_TASK INPUT_.
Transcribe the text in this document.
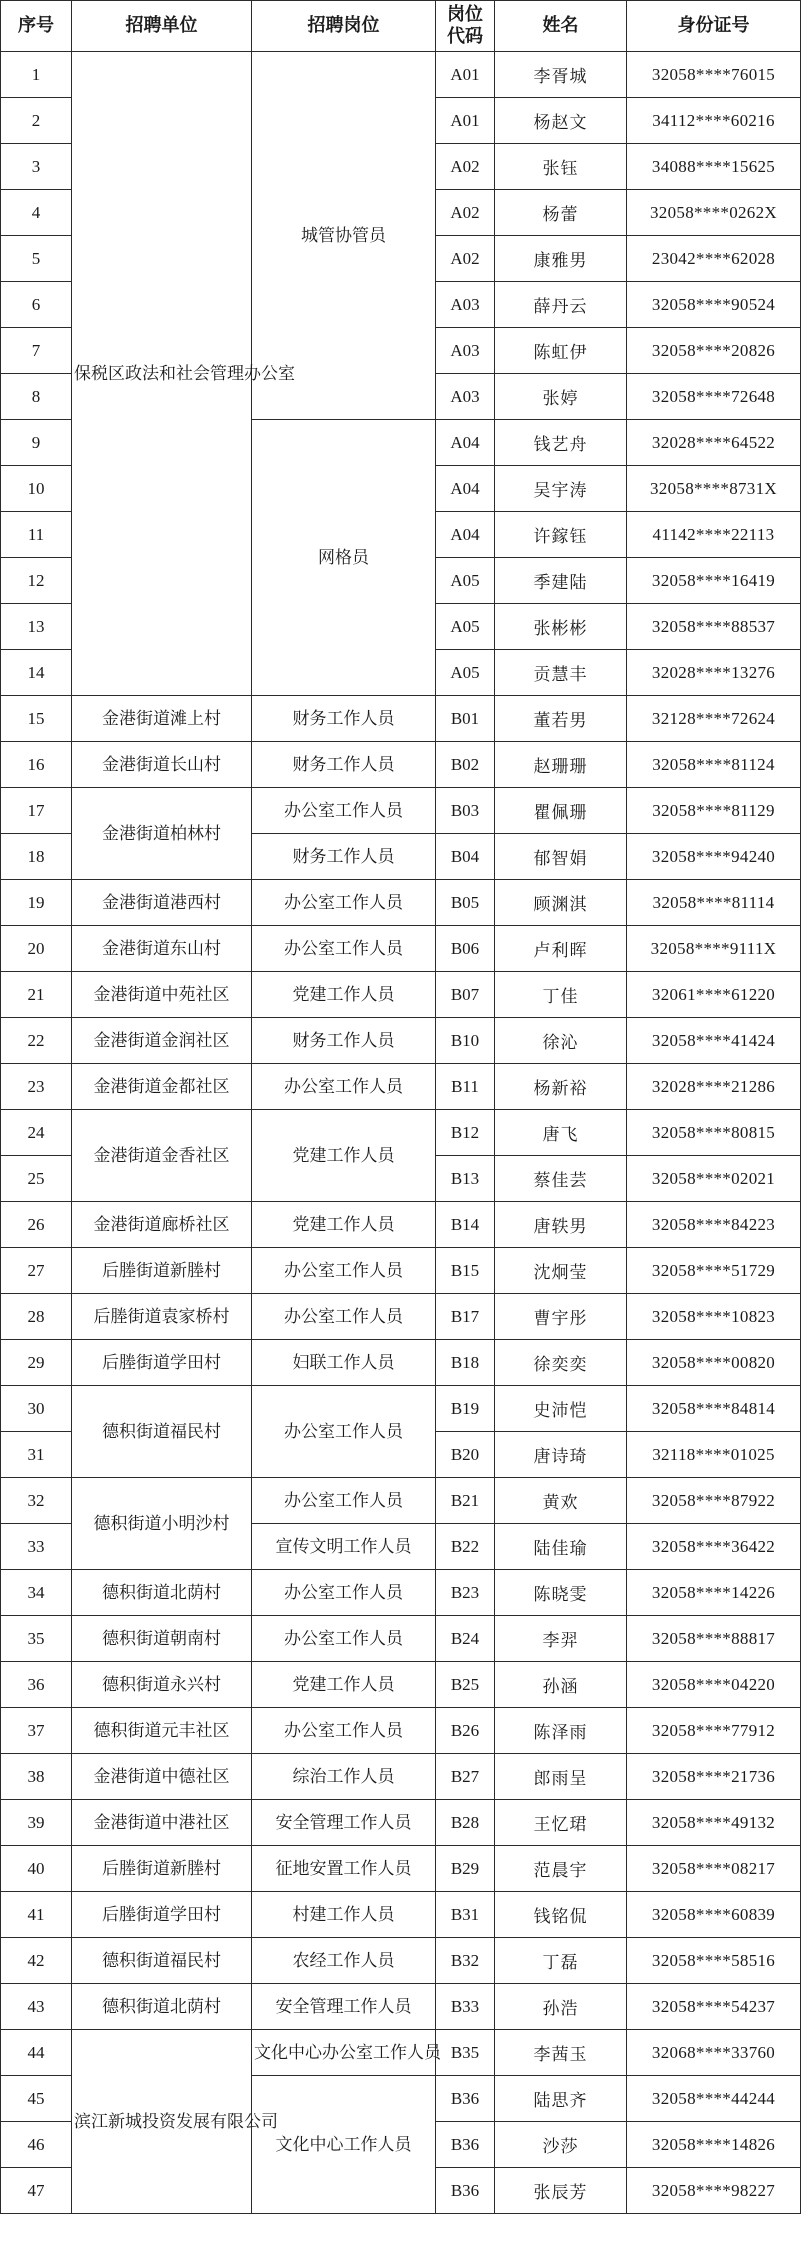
序号	招聘单位	招聘岗位	岗位
代码	姓名	身份证号
1	保税区政法和社会管理办公室	城管协管员	A01	李胥城	32058****76015
2			A01	杨赵文	34112****60216
3			A02	张钰	34088****15625
4			A02	杨蕾	32058****0262X
5			A02	康雅男	23042****62028
6			A03	薛丹云	32058****90524
7			A03	陈虹伊	32058****20826
8			A03	张婷	32058****72648
9		网格员	A04	钱艺舟	32028****64522
10			A04	吴宇涛	32058****8731X
11			A04	许鎵钰	41142****22113
12			A05	季建陆	32058****16419
13			A05	张彬彬	32058****88537
14			A05	贡慧丰	32028****13276
15	金港街道滩上村	财务工作人员	B01	董若男	32128****72624
16	金港街道长山村	财务工作人员	B02	赵珊珊	32058****81124
17	金港街道柏林村	办公室工作人员	B03	瞿佩珊	32058****81129
18		财务工作人员	B04	郁智娟	32058****94240
19	金港街道港西村	办公室工作人员	B05	顾渊淇	32058****81114
20	金港街道东山村	办公室工作人员	B06	卢利晖	32058****9111X
21	金港街道中苑社区	党建工作人员	B07	丁佳	32061****61220
22	金港街道金润社区	财务工作人员	B10	徐沁	32058****41424
23	金港街道金都社区	办公室工作人员	B11	杨新裕	32028****21286
24	金港街道金香社区	党建工作人员	B12	唐飞	32058****80815
25			B13	蔡佳芸	32058****02021
26	金港街道廊桥社区	党建工作人员	B14	唐轶男	32058****84223
27	后塍街道新塍村	办公室工作人员	B15	沈炯莹	32058****51729
28	后塍街道袁家桥村	办公室工作人员	B17	曹宇彤	32058****10823
29	后塍街道学田村	妇联工作人员	B18	徐奕奕	32058****00820
30	德积街道福民村	办公室工作人员	B19	史沛恺	32058****84814
31			B20	唐诗琦	32118****01025
32	德积街道小明沙村	办公室工作人员	B21	黄欢	32058****87922
33		宣传文明工作人员	B22	陆佳瑜	32058****36422
34	德积街道北荫村	办公室工作人员	B23	陈晓雯	32058****14226
35	德积街道朝南村	办公室工作人员	B24	李羿	32058****88817
36	德积街道永兴村	党建工作人员	B25	孙涵	32058****04220
37	德积街道元丰社区	办公室工作人员	B26	陈泽雨	32058****77912
38	金港街道中德社区	综治工作人员	B27	郎雨呈	32058****21736
39	金港街道中港社区	安全管理工作人员	B28	王忆珺	32058****49132
40	后塍街道新塍村	征地安置工作人员	B29	范晨宇	32058****08217
41	后塍街道学田村	村建工作人员	B31	钱铭侃	32058****60839
42	德积街道福民村	农经工作人员	B32	丁磊	32058****58516
43	德积街道北荫村	安全管理工作人员	B33	孙浩	32058****54237
44	滨江新城投资发展有限公司	文化中心办公室工作人员	B35	李茜玉	32068****33760
45		文化中心工作人员	B36	陆思齐	32058****44244
46			B36	沙莎	32058****14826
47			B36	张辰芳	32058****98227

_DIRECTIONS_. Set the pictures aside and transcribe the data above exactly.

_SOLUTION TO THE EXERCISE_.
Transcribe the text in this document.
序号	招聘单位	招聘岗位	岗位
代码	姓名	身份证号
1	保税区政法和社会管理办公室	城管协管员	A01	李胥城	32058****76015
2			A01	杨赵文	34112****60216
3			A02	张钰	34088****15625
4			A02	杨蕾	32058****0262X
5			A02	康雅男	23042****62028
6			A03	薛丹云	32058****90524
7			A03	陈虹伊	32058****20826
8			A03	张婷	32058****72648
9		网格员	A04	钱艺舟	32028****64522
10			A04	吴宇涛	32058****8731X
11			A04	许鎵钰	41142****22113
12			A05	季建陆	32058****16419
13			A05	张彬彬	32058****88537
14			A05	贡慧丰	32028****13276
15	金港街道滩上村	财务工作人员	B01	董若男	32128****72624
16	金港街道长山村	财务工作人员	B02	赵珊珊	32058****81124
17	金港街道柏林村	办公室工作人员	B03	瞿佩珊	32058****81129
18		财务工作人员	B04	郁智娟	32058****94240
19	金港街道港西村	办公室工作人员	B05	顾渊淇	32058****81114
20	金港街道东山村	办公室工作人员	B06	卢利晖	32058****9111X
21	金港街道中苑社区	党建工作人员	B07	丁佳	32061****61220
22	金港街道金润社区	财务工作人员	B10	徐沁	32058****41424
23	金港街道金都社区	办公室工作人员	B11	杨新裕	32028****21286
24	金港街道金香社区	党建工作人员	B12	唐飞	32058****80815
25			B13	蔡佳芸	32058****02021
26	金港街道廊桥社区	党建工作人员	B14	唐轶男	32058****84223
27	后塍街道新塍村	办公室工作人员	B15	沈炯莹	32058****51729
28	后塍街道袁家桥村	办公室工作人员	B17	曹宇彤	32058****10823
29	后塍街道学田村	妇联工作人员	B18	徐奕奕	32058****00820
30	德积街道福民村	办公室工作人员	B19	史沛恺	32058****84814
31			B20	唐诗琦	32118****01025
32	德积街道小明沙村	办公室工作人员	B21	黄欢	32058****87922
33		宣传文明工作人员	B22	陆佳瑜	32058****36422
34	德积街道北荫村	办公室工作人员	B23	陈晓雯	32058****14226
35	德积街道朝南村	办公室工作人员	B24	李羿	32058****88817
36	德积街道永兴村	党建工作人员	B25	孙涵	32058****04220
37	德积街道元丰社区	办公室工作人员	B26	陈泽雨	32058****77912
38	金港街道中德社区	综治工作人员	B27	郎雨呈	32058****21736
39	金港街道中港社区	安全管理工作人员	B28	王忆珺	32058****49132
40	后塍街道新塍村	征地安置工作人员	B29	范晨宇	32058****08217
41	后塍街道学田村	村建工作人员	B31	钱铭侃	32058****60839
42	德积街道福民村	农经工作人员	B32	丁磊	32058****58516
43	德积街道北荫村	安全管理工作人员	B33	孙浩	32058****54237
44	滨江新城投资发展有限公司	文化中心办公室工作人员	B35	李茜玉	32068****33760
45		文化中心工作人员	B36	陆思齐	32058****44244
46			B36	沙莎	32058****14826
47			B36	张辰芳	32058****98227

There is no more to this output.